Return each line of the records with nothing changed, pictures excepted.

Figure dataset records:
* * * * *

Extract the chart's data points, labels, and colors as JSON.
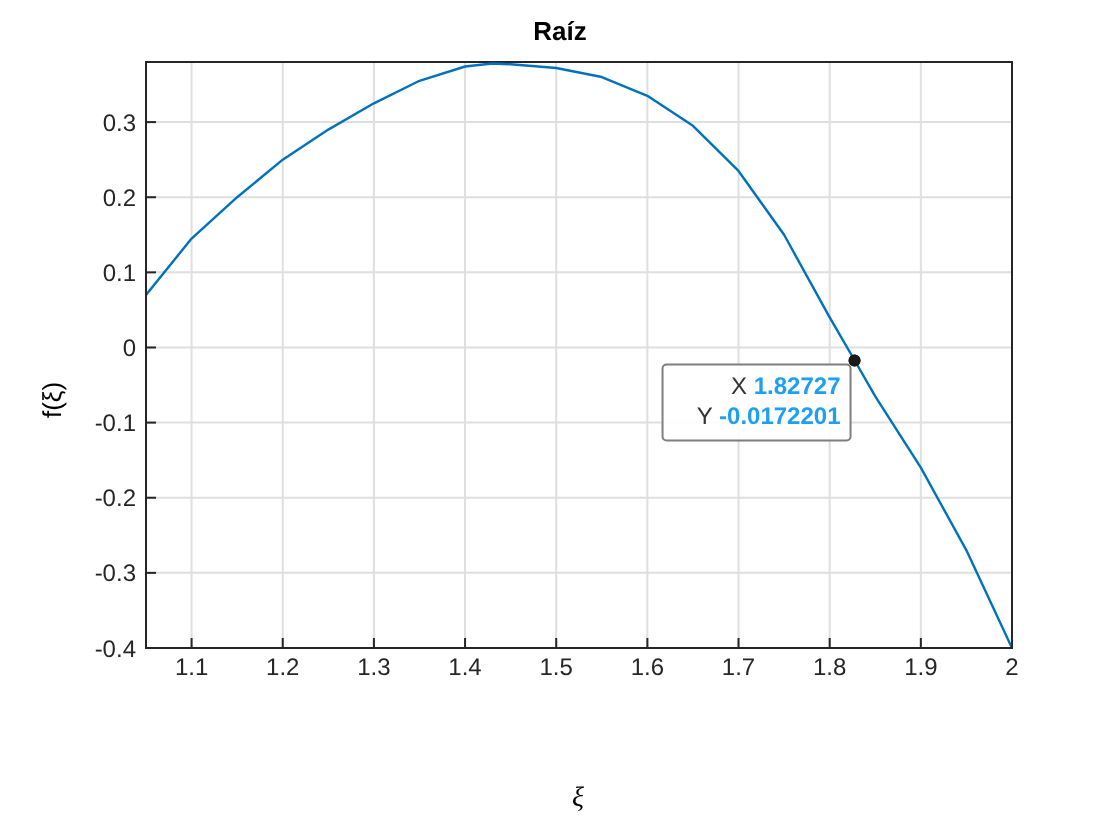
{
  "chart_data": {
    "type": "line",
    "title": "Raíz",
    "xlabel": "ξ",
    "ylabel": "f(ξ)",
    "x": [
      1.05,
      1.1,
      1.15,
      1.2,
      1.25,
      1.3,
      1.35,
      1.4,
      1.43,
      1.45,
      1.5,
      1.55,
      1.6,
      1.65,
      1.7,
      1.75,
      1.8,
      1.82727,
      1.85,
      1.9,
      1.95,
      2
    ],
    "series": [
      {
        "color": "#0072bd",
        "values": [
          0.07,
          0.145,
          0.2,
          0.25,
          0.29,
          0.325,
          0.355,
          0.374,
          0.378,
          0.377,
          0.372,
          0.36,
          0.335,
          0.295,
          0.235,
          0.15,
          0.04,
          -0.017,
          -0.065,
          -0.16,
          -0.27,
          -0.4
        ]
      }
    ],
    "xlim": [
      1.05,
      2
    ],
    "xticks": [
      1.1,
      1.2,
      1.3,
      1.4,
      1.5,
      1.6,
      1.7,
      1.8,
      1.9,
      2
    ],
    "ylim": [
      -0.4,
      0.38
    ],
    "yticks": [
      -0.4,
      -0.3,
      -0.2,
      -0.1,
      0,
      0.1,
      0.2,
      0.3
    ],
    "grid": true,
    "legend": false,
    "marker": "none",
    "line_style": "solid",
    "annotations": [
      {
        "text": "X 1.82727",
        "x": 1.82727,
        "y": -0.0172201
      },
      {
        "text": "Y -0.0172201",
        "x": 1.82727,
        "y": -0.0172201
      }
    ]
  }
}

* * * * *

• _ANSWER BELOW_
Extract the chart's data points, labels, and colors as JSON.
{
  "chart_data": {
    "type": "line",
    "title": "Raíz",
    "xlabel": "ξ",
    "ylabel": "f(ξ)",
    "x": [
      1.05,
      1.1,
      1.15,
      1.2,
      1.25,
      1.3,
      1.35,
      1.4,
      1.43,
      1.45,
      1.5,
      1.55,
      1.6,
      1.65,
      1.7,
      1.75,
      1.8,
      1.82727,
      1.85,
      1.9,
      1.95,
      2
    ],
    "series": [
      {
        "color": "#0072bd",
        "values": [
          0.07,
          0.145,
          0.2,
          0.25,
          0.29,
          0.325,
          0.355,
          0.374,
          0.378,
          0.377,
          0.372,
          0.36,
          0.335,
          0.295,
          0.235,
          0.15,
          0.04,
          -0.017,
          -0.065,
          -0.16,
          -0.27,
          -0.4
        ]
      }
    ],
    "xlim": [
      1.05,
      2
    ],
    "xticks": [
      1.1,
      1.2,
      1.3,
      1.4,
      1.5,
      1.6,
      1.7,
      1.8,
      1.9,
      2
    ],
    "ylim": [
      -0.4,
      0.38
    ],
    "yticks": [
      -0.4,
      -0.3,
      -0.2,
      -0.1,
      0,
      0.1,
      0.2,
      0.3
    ],
    "grid": true,
    "legend": false,
    "marker": "none",
    "line_style": "solid",
    "annotations": [
      {
        "text": "X 1.82727",
        "x": 1.82727,
        "y": -0.0172201
      },
      {
        "text": "Y -0.0172201",
        "x": 1.82727,
        "y": -0.0172201
      }
    ]
  }
}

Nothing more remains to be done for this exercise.